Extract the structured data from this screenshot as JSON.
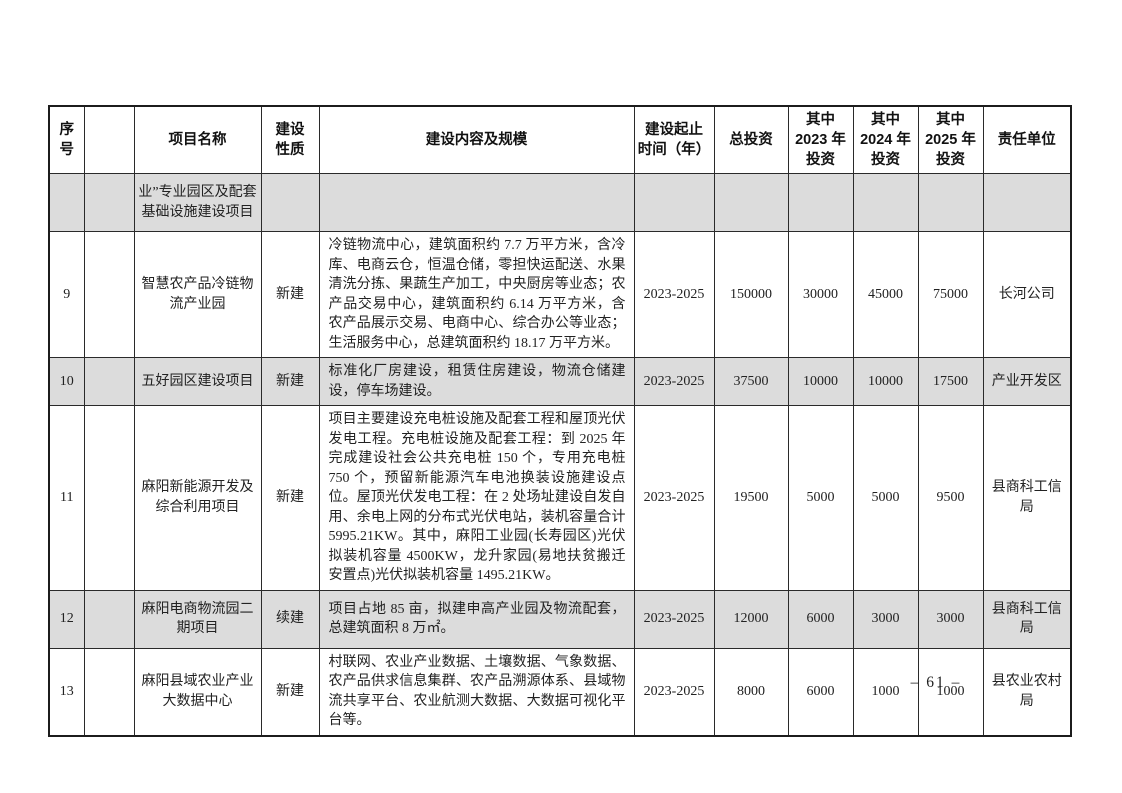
{
  "page": {
    "footer_page_number": "– 61 –"
  },
  "table": {
    "headers": [
      "序\n号",
      "",
      "项目名称",
      "建设\n性质",
      "建设内容及规模",
      "建设起止\n时间（年）",
      "总投资",
      "其中\n2023 年\n投资",
      "其中\n2024 年\n投资",
      "其中\n2025 年\n投资",
      "责任单位"
    ],
    "rows": [
      {
        "shaded": true,
        "cells": [
          "",
          "",
          "业”专业园区及配套基础设施建设项目",
          "",
          "",
          "",
          "",
          "",
          "",
          "",
          ""
        ]
      },
      {
        "shaded": false,
        "cells": [
          "9",
          "",
          "智慧农产品冷链物流产业园",
          "新建",
          "冷链物流中心，建筑面积约 7.7 万平方米，含冷库、电商云仓，恒温仓储，零担快运配送、水果清洗分拣、果蔬生产加工，中央厨房等业态；农产品交易中心，建筑面积约 6.14 万平方米，含农产品展示交易、电商中心、综合办公等业态；生活服务中心，总建筑面积约 18.17 万平方米。",
          "2023-2025",
          "150000",
          "30000",
          "45000",
          "75000",
          "长河公司"
        ]
      },
      {
        "shaded": true,
        "cells": [
          "10",
          "",
          "五好园区建设项目",
          "新建",
          "标准化厂房建设，租赁住房建设，物流仓储建设，停车场建设。",
          "2023-2025",
          "37500",
          "10000",
          "10000",
          "17500",
          "产业开发区"
        ]
      },
      {
        "shaded": false,
        "cells": [
          "11",
          "",
          "麻阳新能源开发及综合利用项目",
          "新建",
          "项目主要建设充电桩设施及配套工程和屋顶光伏发电工程。充电桩设施及配套工程：到 2025 年完成建设社会公共充电桩 150 个，专用充电桩 750 个，预留新能源汽车电池换装设施建设点位。屋顶光伏发电工程：在 2 处场址建设自发自用、余电上网的分布式光伏电站，装机容量合计 5995.21KW。其中，麻阳工业园(长寿园区)光伏拟装机容量 4500KW，龙升家园(易地扶贫搬迁安置点)光伏拟装机容量 1495.21KW。",
          "2023-2025",
          "19500",
          "5000",
          "5000",
          "9500",
          "县商科工信局"
        ]
      },
      {
        "shaded": true,
        "cells": [
          "12",
          "",
          "麻阳电商物流园二期项目",
          "续建",
          "项目占地 85 亩，拟建申高产业园及物流配套，总建筑面积 8 万㎡。",
          "2023-2025",
          "12000",
          "6000",
          "3000",
          "3000",
          "县商科工信局"
        ]
      },
      {
        "shaded": false,
        "cells": [
          "13",
          "",
          "麻阳县域农业产业大数据中心",
          "新建",
          "村联网、农业产业数据、土壤数据、气象数据、农产品供求信息集群、农产品溯源体系、县域物流共享平台、农业航测大数据、大数据可视化平台等。",
          "2023-2025",
          "8000",
          "6000",
          "1000",
          "1000",
          "县农业农村局"
        ]
      }
    ]
  }
}
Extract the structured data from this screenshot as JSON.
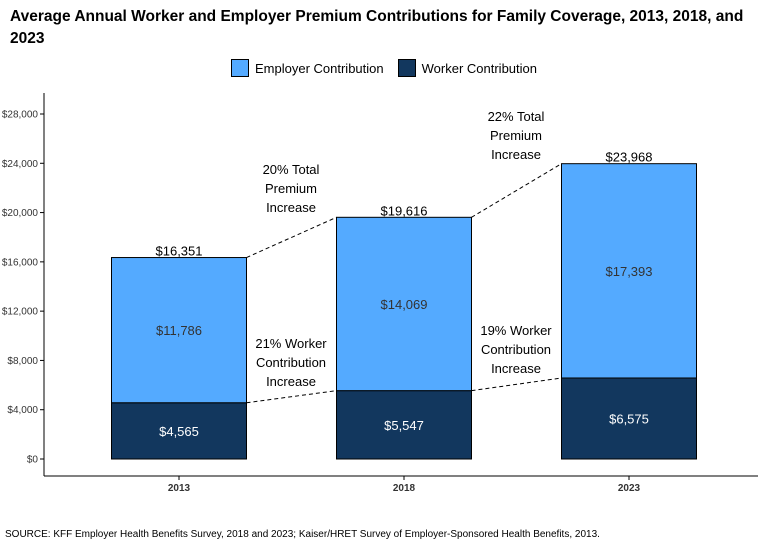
{
  "title": "Average Annual Worker and Employer Premium Contributions for Family Coverage, 2013, 2018, and 2023",
  "source": "SOURCE: KFF Employer Health Benefits Survey, 2018 and 2023; Kaiser/HRET Survey of Employer-Sponsored Health Benefits, 2013.",
  "colors": {
    "employer": "#54aaff",
    "worker": "#12375e"
  },
  "chart_data": {
    "type": "bar",
    "stacked": true,
    "categories": [
      "2013",
      "2018",
      "2023"
    ],
    "series": [
      {
        "name": "Worker Contribution",
        "values": [
          4565,
          5547,
          6575
        ],
        "labels": [
          "$4,565",
          "$5,547",
          "$6,575"
        ]
      },
      {
        "name": "Employer Contribution",
        "values": [
          11786,
          14069,
          17393
        ],
        "labels": [
          "$11,786",
          "$14,069",
          "$17,393"
        ]
      }
    ],
    "totals": [
      16351,
      19616,
      23968
    ],
    "total_labels": [
      "$16,351",
      "$19,616",
      "$23,968"
    ],
    "ylim": [
      0,
      28000
    ],
    "yticks": [
      0,
      4000,
      8000,
      12000,
      16000,
      20000,
      24000,
      28000
    ],
    "ytick_labels": [
      "$0",
      "$4,000",
      "$8,000",
      "$12,000",
      "$16,000",
      "$20,000",
      "$24,000",
      "$28,000"
    ],
    "xlabel": "",
    "ylabel": "",
    "grid": false,
    "legend": {
      "position": "top",
      "entries": [
        "Employer Contribution",
        "Worker Contribution"
      ]
    },
    "annotations": [
      {
        "text": [
          "20% Total",
          "Premium",
          "Increase"
        ],
        "between": [
          "2013",
          "2018"
        ],
        "level": "total"
      },
      {
        "text": [
          "21% Worker",
          "Contribution",
          "Increase"
        ],
        "between": [
          "2013",
          "2018"
        ],
        "level": "worker"
      },
      {
        "text": [
          "22% Total",
          "Premium",
          "Increase"
        ],
        "between": [
          "2018",
          "2023"
        ],
        "level": "total"
      },
      {
        "text": [
          "19% Worker",
          "Contribution",
          "Increase"
        ],
        "between": [
          "2018",
          "2023"
        ],
        "level": "worker"
      }
    ]
  }
}
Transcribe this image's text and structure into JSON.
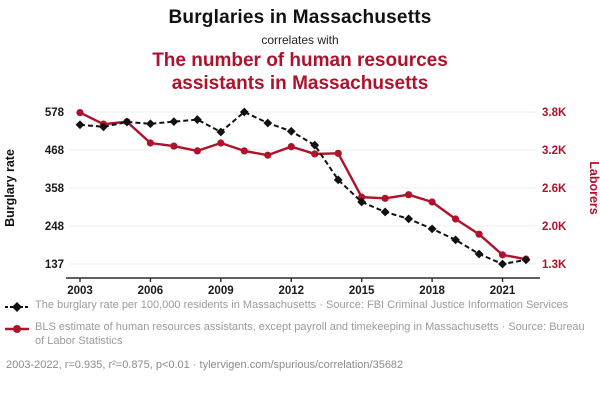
{
  "header": {
    "title": "Burglaries in Massachusetts",
    "subtitle": "correlates with",
    "correlated_title": "The number of human resources assistants in Massachusetts"
  },
  "colors": {
    "accent_red": "#b0122c",
    "series_black": "#111111",
    "legend_gray": "#9b9b9b"
  },
  "legend": {
    "items": [
      {
        "marker": "black-dashed-line-diamond",
        "text": "The burglary rate per 100,000 residents in Massachusetts · Source: FBI Criminal Justice Information Services"
      },
      {
        "marker": "red-line-circle",
        "text": "BLS estimate of human resources assistants, except payroll and timekeeping in Massachusetts · Source: Bureau of Labor Statistics"
      }
    ]
  },
  "footer": {
    "text": "2003-2022, r=0.935, r²=0.875, p<0.01 · tylervigen.com/spurious/correlation/35682"
  },
  "chart_data": {
    "type": "line",
    "title": "Burglaries in Massachusetts correlates with The number of human resources assistants in Massachusetts",
    "x": [
      2003,
      2004,
      2005,
      2006,
      2007,
      2008,
      2009,
      2010,
      2011,
      2012,
      2013,
      2014,
      2015,
      2016,
      2017,
      2018,
      2019,
      2020,
      2021,
      2022
    ],
    "x_ticks": [
      2003,
      2006,
      2009,
      2012,
      2015,
      2018,
      2021
    ],
    "series": [
      {
        "name": "The burglary rate per 100,000 residents in Massachusetts",
        "axis": "left",
        "color": "#111111",
        "style": "dashed-line-diamond-markers",
        "values": [
          541,
          535,
          549,
          544,
          550,
          556,
          520,
          578,
          546,
          522,
          482,
          381,
          317,
          288,
          268,
          239,
          207,
          166,
          137,
          149
        ]
      },
      {
        "name": "BLS estimate of human resources assistants in Massachusetts",
        "axis": "right",
        "color": "#b0122c",
        "style": "solid-line-circle-markers",
        "values": [
          3790,
          3600,
          3640,
          3290,
          3240,
          3160,
          3290,
          3160,
          3090,
          3230,
          3110,
          3120,
          2400,
          2380,
          2440,
          2320,
          2040,
          1790,
          1450,
          1380
        ]
      }
    ],
    "left_axis": {
      "label": "Burglary rate",
      "min": 137,
      "max": 578,
      "tick_labels": [
        "137",
        "248",
        "358",
        "468",
        "578"
      ]
    },
    "right_axis": {
      "label": "Laborers",
      "min": 1300,
      "max": 3800,
      "tick_labels": [
        "1.3K",
        "2.0K",
        "2.6K",
        "3.2K",
        "3.8K"
      ]
    },
    "grid": "horizontal-light",
    "legend_position": "below"
  }
}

* Description of the task:
Omit the pictures. Transcribe every record exactly.

* Written solution:
Extract the structured data from this screenshot as JSON.
{
  "page": {
    "footer_page_number": "– 61 –"
  },
  "table": {
    "headers": [
      "序\n号",
      "",
      "项目名称",
      "建设\n性质",
      "建设内容及规模",
      "建设起止\n时间（年）",
      "总投资",
      "其中\n2023 年\n投资",
      "其中\n2024 年\n投资",
      "其中\n2025 年\n投资",
      "责任单位"
    ],
    "rows": [
      {
        "shaded": true,
        "cells": [
          "",
          "",
          "业”专业园区及配套基础设施建设项目",
          "",
          "",
          "",
          "",
          "",
          "",
          "",
          ""
        ]
      },
      {
        "shaded": false,
        "cells": [
          "9",
          "",
          "智慧农产品冷链物流产业园",
          "新建",
          "冷链物流中心，建筑面积约 7.7 万平方米，含冷库、电商云仓，恒温仓储，零担快运配送、水果清洗分拣、果蔬生产加工，中央厨房等业态；农产品交易中心，建筑面积约 6.14 万平方米，含农产品展示交易、电商中心、综合办公等业态；生活服务中心，总建筑面积约 18.17 万平方米。",
          "2023-2025",
          "150000",
          "30000",
          "45000",
          "75000",
          "长河公司"
        ]
      },
      {
        "shaded": true,
        "cells": [
          "10",
          "",
          "五好园区建设项目",
          "新建",
          "标准化厂房建设，租赁住房建设，物流仓储建设，停车场建设。",
          "2023-2025",
          "37500",
          "10000",
          "10000",
          "17500",
          "产业开发区"
        ]
      },
      {
        "shaded": false,
        "cells": [
          "11",
          "",
          "麻阳新能源开发及综合利用项目",
          "新建",
          "项目主要建设充电桩设施及配套工程和屋顶光伏发电工程。充电桩设施及配套工程：到 2025 年完成建设社会公共充电桩 150 个，专用充电桩 750 个，预留新能源汽车电池换装设施建设点位。屋顶光伏发电工程：在 2 处场址建设自发自用、余电上网的分布式光伏电站，装机容量合计 5995.21KW。其中，麻阳工业园(长寿园区)光伏拟装机容量 4500KW，龙升家园(易地扶贫搬迁安置点)光伏拟装机容量 1495.21KW。",
          "2023-2025",
          "19500",
          "5000",
          "5000",
          "9500",
          "县商科工信局"
        ]
      },
      {
        "shaded": true,
        "cells": [
          "12",
          "",
          "麻阳电商物流园二期项目",
          "续建",
          "项目占地 85 亩，拟建申高产业园及物流配套，总建筑面积 8 万㎡。",
          "2023-2025",
          "12000",
          "6000",
          "3000",
          "3000",
          "县商科工信局"
        ]
      },
      {
        "shaded": false,
        "cells": [
          "13",
          "",
          "麻阳县域农业产业大数据中心",
          "新建",
          "村联网、农业产业数据、土壤数据、气象数据、农产品供求信息集群、农产品溯源体系、县域物流共享平台、农业航测大数据、大数据可视化平台等。",
          "2023-2025",
          "8000",
          "6000",
          "1000",
          "1000",
          "县农业农村局"
        ]
      }
    ]
  }
}
Extract the structured data from this screenshot as JSON.
{
  "title": "Average Annual Worker and Employer Premium Contributions for Family Coverage, 2013, 2018, and 2023",
  "source": "SOURCE: KFF Employer Health Benefits Survey, 2018 and 2023; Kaiser/HRET Survey of Employer-Sponsored Health Benefits, 2013.",
  "colors": {
    "employer": "#54aaff",
    "worker": "#12375e"
  },
  "chart_data": {
    "type": "bar",
    "stacked": true,
    "categories": [
      "2013",
      "2018",
      "2023"
    ],
    "series": [
      {
        "name": "Worker Contribution",
        "values": [
          4565,
          5547,
          6575
        ],
        "labels": [
          "$4,565",
          "$5,547",
          "$6,575"
        ]
      },
      {
        "name": "Employer Contribution",
        "values": [
          11786,
          14069,
          17393
        ],
        "labels": [
          "$11,786",
          "$14,069",
          "$17,393"
        ]
      }
    ],
    "totals": [
      16351,
      19616,
      23968
    ],
    "total_labels": [
      "$16,351",
      "$19,616",
      "$23,968"
    ],
    "ylim": [
      0,
      28000
    ],
    "yticks": [
      0,
      4000,
      8000,
      12000,
      16000,
      20000,
      24000,
      28000
    ],
    "ytick_labels": [
      "$0",
      "$4,000",
      "$8,000",
      "$12,000",
      "$16,000",
      "$20,000",
      "$24,000",
      "$28,000"
    ],
    "xlabel": "",
    "ylabel": "",
    "grid": false,
    "legend": {
      "position": "top",
      "entries": [
        "Employer Contribution",
        "Worker Contribution"
      ]
    },
    "annotations": [
      {
        "text": [
          "20% Total",
          "Premium",
          "Increase"
        ],
        "between": [
          "2013",
          "2018"
        ],
        "level": "total"
      },
      {
        "text": [
          "21% Worker",
          "Contribution",
          "Increase"
        ],
        "between": [
          "2013",
          "2018"
        ],
        "level": "worker"
      },
      {
        "text": [
          "22% Total",
          "Premium",
          "Increase"
        ],
        "between": [
          "2018",
          "2023"
        ],
        "level": "total"
      },
      {
        "text": [
          "19% Worker",
          "Contribution",
          "Increase"
        ],
        "between": [
          "2018",
          "2023"
        ],
        "level": "worker"
      }
    ]
  }
}
Transcribe this image's text and structure into JSON.
{
  "header": {
    "title": "Burglaries in Massachusetts",
    "subtitle": "correlates with",
    "correlated_title": "The number of human resources assistants in Massachusetts"
  },
  "colors": {
    "accent_red": "#b0122c",
    "series_black": "#111111",
    "legend_gray": "#9b9b9b"
  },
  "legend": {
    "items": [
      {
        "marker": "black-dashed-line-diamond",
        "text": "The burglary rate per 100,000 residents in Massachusetts · Source: FBI Criminal Justice Information Services"
      },
      {
        "marker": "red-line-circle",
        "text": "BLS estimate of human resources assistants, except payroll and timekeeping in Massachusetts · Source: Bureau of Labor Statistics"
      }
    ]
  },
  "footer": {
    "text": "2003-2022, r=0.935, r²=0.875, p<0.01 · tylervigen.com/spurious/correlation/35682"
  },
  "chart_data": {
    "type": "line",
    "title": "Burglaries in Massachusetts correlates with The number of human resources assistants in Massachusetts",
    "x": [
      2003,
      2004,
      2005,
      2006,
      2007,
      2008,
      2009,
      2010,
      2011,
      2012,
      2013,
      2014,
      2015,
      2016,
      2017,
      2018,
      2019,
      2020,
      2021,
      2022
    ],
    "x_ticks": [
      2003,
      2006,
      2009,
      2012,
      2015,
      2018,
      2021
    ],
    "series": [
      {
        "name": "The burglary rate per 100,000 residents in Massachusetts",
        "axis": "left",
        "color": "#111111",
        "style": "dashed-line-diamond-markers",
        "values": [
          541,
          535,
          549,
          544,
          550,
          556,
          520,
          578,
          546,
          522,
          482,
          381,
          317,
          288,
          268,
          239,
          207,
          166,
          137,
          149
        ]
      },
      {
        "name": "BLS estimate of human resources assistants in Massachusetts",
        "axis": "right",
        "color": "#b0122c",
        "style": "solid-line-circle-markers",
        "values": [
          3790,
          3600,
          3640,
          3290,
          3240,
          3160,
          3290,
          3160,
          3090,
          3230,
          3110,
          3120,
          2400,
          2380,
          2440,
          2320,
          2040,
          1790,
          1450,
          1380
        ]
      }
    ],
    "left_axis": {
      "label": "Burglary rate",
      "min": 137,
      "max": 578,
      "tick_labels": [
        "137",
        "248",
        "358",
        "468",
        "578"
      ]
    },
    "right_axis": {
      "label": "Laborers",
      "min": 1300,
      "max": 3800,
      "tick_labels": [
        "1.3K",
        "2.0K",
        "2.6K",
        "3.2K",
        "3.8K"
      ]
    },
    "grid": "horizontal-light",
    "legend_position": "below"
  }
}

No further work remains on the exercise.